Exercise details
Render every line of the entries below as a Markdown table with two columns, Row and Entry, where Row holds the row number and Entry holds the line. Skip blank lines.

Element boundary entries
--
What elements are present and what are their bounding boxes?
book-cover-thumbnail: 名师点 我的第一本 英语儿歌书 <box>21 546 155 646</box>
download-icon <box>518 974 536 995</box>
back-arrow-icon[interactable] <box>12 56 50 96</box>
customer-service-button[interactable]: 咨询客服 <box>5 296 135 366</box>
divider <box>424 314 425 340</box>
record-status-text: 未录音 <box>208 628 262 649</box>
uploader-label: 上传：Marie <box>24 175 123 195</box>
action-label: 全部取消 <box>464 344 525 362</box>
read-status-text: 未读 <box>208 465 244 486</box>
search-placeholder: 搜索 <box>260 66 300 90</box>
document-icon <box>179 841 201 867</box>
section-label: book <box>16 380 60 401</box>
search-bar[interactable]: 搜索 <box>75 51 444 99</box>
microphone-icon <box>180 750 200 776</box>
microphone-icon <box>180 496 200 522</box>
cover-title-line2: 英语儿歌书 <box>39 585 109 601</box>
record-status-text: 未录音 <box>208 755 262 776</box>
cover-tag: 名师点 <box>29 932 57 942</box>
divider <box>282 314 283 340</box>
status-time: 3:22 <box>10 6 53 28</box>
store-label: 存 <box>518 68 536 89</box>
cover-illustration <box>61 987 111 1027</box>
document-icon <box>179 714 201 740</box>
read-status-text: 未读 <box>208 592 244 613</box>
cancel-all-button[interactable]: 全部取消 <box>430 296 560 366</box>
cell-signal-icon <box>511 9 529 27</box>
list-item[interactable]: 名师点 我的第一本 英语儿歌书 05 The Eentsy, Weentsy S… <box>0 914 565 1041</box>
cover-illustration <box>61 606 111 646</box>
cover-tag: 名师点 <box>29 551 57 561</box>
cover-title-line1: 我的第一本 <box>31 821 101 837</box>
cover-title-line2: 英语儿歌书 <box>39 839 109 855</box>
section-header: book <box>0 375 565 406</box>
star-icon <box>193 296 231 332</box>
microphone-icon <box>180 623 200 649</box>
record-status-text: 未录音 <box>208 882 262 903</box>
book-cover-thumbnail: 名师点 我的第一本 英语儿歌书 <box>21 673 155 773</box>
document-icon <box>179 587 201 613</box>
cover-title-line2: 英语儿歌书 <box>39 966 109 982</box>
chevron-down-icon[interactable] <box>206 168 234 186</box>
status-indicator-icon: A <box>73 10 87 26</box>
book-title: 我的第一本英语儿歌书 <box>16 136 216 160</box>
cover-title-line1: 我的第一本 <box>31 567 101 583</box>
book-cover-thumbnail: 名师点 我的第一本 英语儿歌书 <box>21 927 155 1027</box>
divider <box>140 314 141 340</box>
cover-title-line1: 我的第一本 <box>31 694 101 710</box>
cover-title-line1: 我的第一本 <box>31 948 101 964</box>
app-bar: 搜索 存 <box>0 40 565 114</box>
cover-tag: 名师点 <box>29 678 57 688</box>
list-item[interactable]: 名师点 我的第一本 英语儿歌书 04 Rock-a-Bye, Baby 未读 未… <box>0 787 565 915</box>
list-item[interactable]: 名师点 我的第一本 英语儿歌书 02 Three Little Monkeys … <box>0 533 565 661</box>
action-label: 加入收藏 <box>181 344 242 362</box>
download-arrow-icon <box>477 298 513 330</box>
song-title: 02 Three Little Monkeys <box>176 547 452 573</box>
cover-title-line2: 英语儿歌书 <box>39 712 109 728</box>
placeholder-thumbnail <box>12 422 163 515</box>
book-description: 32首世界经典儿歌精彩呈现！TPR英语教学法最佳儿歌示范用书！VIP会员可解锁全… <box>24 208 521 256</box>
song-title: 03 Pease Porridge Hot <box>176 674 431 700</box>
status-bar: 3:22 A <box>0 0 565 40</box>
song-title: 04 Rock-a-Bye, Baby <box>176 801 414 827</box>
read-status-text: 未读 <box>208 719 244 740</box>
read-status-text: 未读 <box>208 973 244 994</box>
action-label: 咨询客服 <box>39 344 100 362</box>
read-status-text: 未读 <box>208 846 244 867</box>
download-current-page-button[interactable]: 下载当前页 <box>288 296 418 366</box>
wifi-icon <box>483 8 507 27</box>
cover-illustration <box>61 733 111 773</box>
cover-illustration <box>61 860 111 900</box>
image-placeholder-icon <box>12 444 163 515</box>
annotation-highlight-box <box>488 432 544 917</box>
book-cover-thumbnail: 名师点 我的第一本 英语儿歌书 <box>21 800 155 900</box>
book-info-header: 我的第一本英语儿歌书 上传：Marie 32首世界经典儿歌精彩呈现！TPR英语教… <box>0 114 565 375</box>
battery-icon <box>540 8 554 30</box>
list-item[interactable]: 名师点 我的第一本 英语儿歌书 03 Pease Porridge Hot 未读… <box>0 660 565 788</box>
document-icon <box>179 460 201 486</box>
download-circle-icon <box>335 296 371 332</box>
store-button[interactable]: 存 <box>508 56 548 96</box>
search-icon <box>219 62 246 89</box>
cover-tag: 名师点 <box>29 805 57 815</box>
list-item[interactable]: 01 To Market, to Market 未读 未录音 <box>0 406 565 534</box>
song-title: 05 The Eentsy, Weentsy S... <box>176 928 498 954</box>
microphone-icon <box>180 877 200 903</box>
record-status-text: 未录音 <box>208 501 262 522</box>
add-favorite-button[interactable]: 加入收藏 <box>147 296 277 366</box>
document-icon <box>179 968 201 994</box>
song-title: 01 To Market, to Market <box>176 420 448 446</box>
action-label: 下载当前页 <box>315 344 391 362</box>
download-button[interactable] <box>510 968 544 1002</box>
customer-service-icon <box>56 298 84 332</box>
--
Response below
| Row | Entry |
|---|---|
| 1 | What elements are present and what are their bounding boxes? |
| 2 | book-cover-thumbnail: 名师点 我的第一本 英语儿歌书 <box>21 546 155 646</box> |
| 3 | download-icon <box>518 974 536 995</box> |
| 4 | back-arrow-icon[interactable] <box>12 56 50 96</box> |
| 5 | customer-service-button[interactable]: 咨询客服 <box>5 296 135 366</box> |
| 6 | divider <box>424 314 425 340</box> |
| 7 | record-status-text: 未录音 <box>208 628 262 649</box> |
| 8 | uploader-label: 上传：Marie <box>24 175 123 195</box> |
| 9 | action-label: 全部取消 <box>464 344 525 362</box> |
| 10 | read-status-text: 未读 <box>208 465 244 486</box> |
| 11 | search-placeholder: 搜索 <box>260 66 300 90</box> |
| 12 | document-icon <box>179 841 201 867</box> |
| 13 | section-label: book <box>16 380 60 401</box> |
| 14 | search-bar[interactable]: 搜索 <box>75 51 444 99</box> |
| 15 | microphone-icon <box>180 750 200 776</box> |
| 16 | microphone-icon <box>180 496 200 522</box> |
| 17 | cover-title-line2: 英语儿歌书 <box>39 585 109 601</box> |
| 18 | record-status-text: 未录音 <box>208 755 262 776</box> |
| 19 | cover-tag: 名师点 <box>29 932 57 942</box> |
| 20 | divider <box>282 314 283 340</box> |
| 21 | status-time: 3:22 <box>10 6 53 28</box> |
| 22 | store-label: 存 <box>518 68 536 89</box> |
| 23 | cover-illustration <box>61 987 111 1027</box> |
| 24 | document-icon <box>179 714 201 740</box> |
| 25 | read-status-text: 未读 <box>208 592 244 613</box> |
| 26 | cancel-all-button[interactable]: 全部取消 <box>430 296 560 366</box> |
| 27 | cell-signal-icon <box>511 9 529 27</box> |
| 28 | list-item[interactable]: 名师点 我的第一本 英语儿歌书 05 The Eentsy, Weentsy S… <box>0 914 565 1041</box> |
| 29 | cover-illustration <box>61 606 111 646</box> |
| 30 | cover-tag: 名师点 <box>29 551 57 561</box> |
| 31 | cover-title-line1: 我的第一本 <box>31 821 101 837</box> |
| 32 | cover-title-line2: 英语儿歌书 <box>39 839 109 855</box> |
| 33 | section-header: book <box>0 375 565 406</box> |
| 34 | star-icon <box>193 296 231 332</box> |
| 35 | microphone-icon <box>180 623 200 649</box> |
| 36 | record-status-text: 未录音 <box>208 882 262 903</box> |
| 37 | book-cover-thumbnail: 名师点 我的第一本 英语儿歌书 <box>21 673 155 773</box> |
| 38 | document-icon <box>179 587 201 613</box> |
| 39 | cover-title-line2: 英语儿歌书 <box>39 966 109 982</box> |
| 40 | chevron-down-icon[interactable] <box>206 168 234 186</box> |
| 41 | status-indicator-icon: A <box>73 10 87 26</box> |
| 42 | book-title: 我的第一本英语儿歌书 <box>16 136 216 160</box> |
| 43 | cover-title-line1: 我的第一本 <box>31 567 101 583</box> |
| 44 | book-cover-thumbnail: 名师点 我的第一本 英语儿歌书 <box>21 927 155 1027</box> |
| 45 | divider <box>140 314 141 340</box> |
| 46 | cover-title-line1: 我的第一本 <box>31 694 101 710</box> |
| 47 | cover-title-line1: 我的第一本 <box>31 948 101 964</box> |
| 48 | app-bar: 搜索 存 <box>0 40 565 114</box> |
| 49 | cover-tag: 名师点 <box>29 678 57 688</box> |
| 50 | list-item[interactable]: 名师点 我的第一本 英语儿歌书 04 Rock-a-Bye, Baby 未读 未… <box>0 787 565 915</box> |
| 51 | list-item[interactable]: 名师点 我的第一本 英语儿歌书 02 Three Little Monkeys … <box>0 533 565 661</box> |
| 52 | action-label: 加入收藏 <box>181 344 242 362</box> |
| 53 | download-arrow-icon <box>477 298 513 330</box> |
| 54 | song-title: 02 Three Little Monkeys <box>176 547 452 573</box> |
| 55 | cover-title-line2: 英语儿歌书 <box>39 712 109 728</box> |
| 56 | placeholder-thumbnail <box>12 422 163 515</box> |
| 57 | book-description: 32首世界经典儿歌精彩呈现！TPR英语教学法最佳儿歌示范用书！VIP会员可解锁全… <box>24 208 521 256</box> |
| 58 | song-title: 03 Pease Porridge Hot <box>176 674 431 700</box> |
| 59 | status-bar: 3:22 A <box>0 0 565 40</box> |
| 60 | song-title: 04 Rock-a-Bye, Baby <box>176 801 414 827</box> |
| 61 | read-status-text: 未读 <box>208 719 244 740</box> |
| 62 | read-status-text: 未读 <box>208 973 244 994</box> |
| 63 | action-label: 咨询客服 <box>39 344 100 362</box> |
| 64 | read-status-text: 未读 <box>208 846 244 867</box> |
| 65 | download-current-page-button[interactable]: 下载当前页 <box>288 296 418 366</box> |
| 66 | wifi-icon <box>483 8 507 27</box> |
| 67 | cover-illustration <box>61 733 111 773</box> |
| 68 | cover-illustration <box>61 860 111 900</box> |
| 69 | image-placeholder-icon <box>12 444 163 515</box> |
| 70 | annotation-highlight-box <box>488 432 544 917</box> |
| 71 | book-cover-thumbnail: 名师点 我的第一本 英语儿歌书 <box>21 800 155 900</box> |
| 72 | book-info-header: 我的第一本英语儿歌书 上传：Marie 32首世界经典儿歌精彩呈现！TPR英语教… <box>0 114 565 375</box> |
| 73 | battery-icon <box>540 8 554 30</box> |
| 74 | list-item[interactable]: 名师点 我的第一本 英语儿歌书 03 Pease Porridge Hot 未读… <box>0 660 565 788</box> |
| 75 | document-icon <box>179 460 201 486</box> |
| 76 | download-circle-icon <box>335 296 371 332</box> |
| 77 | store-button[interactable]: 存 <box>508 56 548 96</box> |
| 78 | search-icon <box>219 62 246 89</box> |
| 79 | cover-tag: 名师点 <box>29 805 57 815</box> |
| 80 | list-item[interactable]: 01 To Market, to Market 未读 未录音 <box>0 406 565 534</box> |
| 81 | song-title: 05 The Eentsy, Weentsy S... <box>176 928 498 954</box> |
| 82 | microphone-icon <box>180 877 200 903</box> |
| 83 | record-status-text: 未录音 <box>208 501 262 522</box> |
| 84 | add-favorite-button[interactable]: 加入收藏 <box>147 296 277 366</box> |
| 85 | document-icon <box>179 968 201 994</box> |
| 86 | song-title: 01 To Market, to Market <box>176 420 448 446</box> |
| 87 | action-label: 下载当前页 <box>315 344 391 362</box> |
| 88 | download-button[interactable] <box>510 968 544 1002</box> |
| 89 | customer-service-icon <box>56 298 84 332</box> |